* **EXERCISE MATERIALS**
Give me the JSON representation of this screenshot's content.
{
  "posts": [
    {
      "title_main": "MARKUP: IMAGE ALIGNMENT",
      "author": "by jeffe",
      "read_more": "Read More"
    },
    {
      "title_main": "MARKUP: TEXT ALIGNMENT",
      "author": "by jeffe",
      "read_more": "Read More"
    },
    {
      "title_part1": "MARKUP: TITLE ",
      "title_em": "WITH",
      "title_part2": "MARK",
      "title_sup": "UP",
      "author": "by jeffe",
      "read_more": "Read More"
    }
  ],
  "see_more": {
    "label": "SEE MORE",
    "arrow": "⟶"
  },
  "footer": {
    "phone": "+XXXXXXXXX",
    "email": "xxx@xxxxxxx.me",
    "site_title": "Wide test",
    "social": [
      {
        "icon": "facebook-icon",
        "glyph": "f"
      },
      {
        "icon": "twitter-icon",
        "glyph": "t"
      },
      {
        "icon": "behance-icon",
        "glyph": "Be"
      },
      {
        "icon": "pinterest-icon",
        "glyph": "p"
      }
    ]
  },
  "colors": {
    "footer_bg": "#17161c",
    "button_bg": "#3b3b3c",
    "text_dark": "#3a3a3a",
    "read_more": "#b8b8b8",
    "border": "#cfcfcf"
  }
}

* **SET PROBLEM**
Search the listing for the word "icon" and return each line that holds it.

* **COMPLETE OUTPUT**
        "icon": "facebook-icon",
        "icon": "twitter-icon",
        "icon": "behance-icon",
        "icon": "pinterest-icon",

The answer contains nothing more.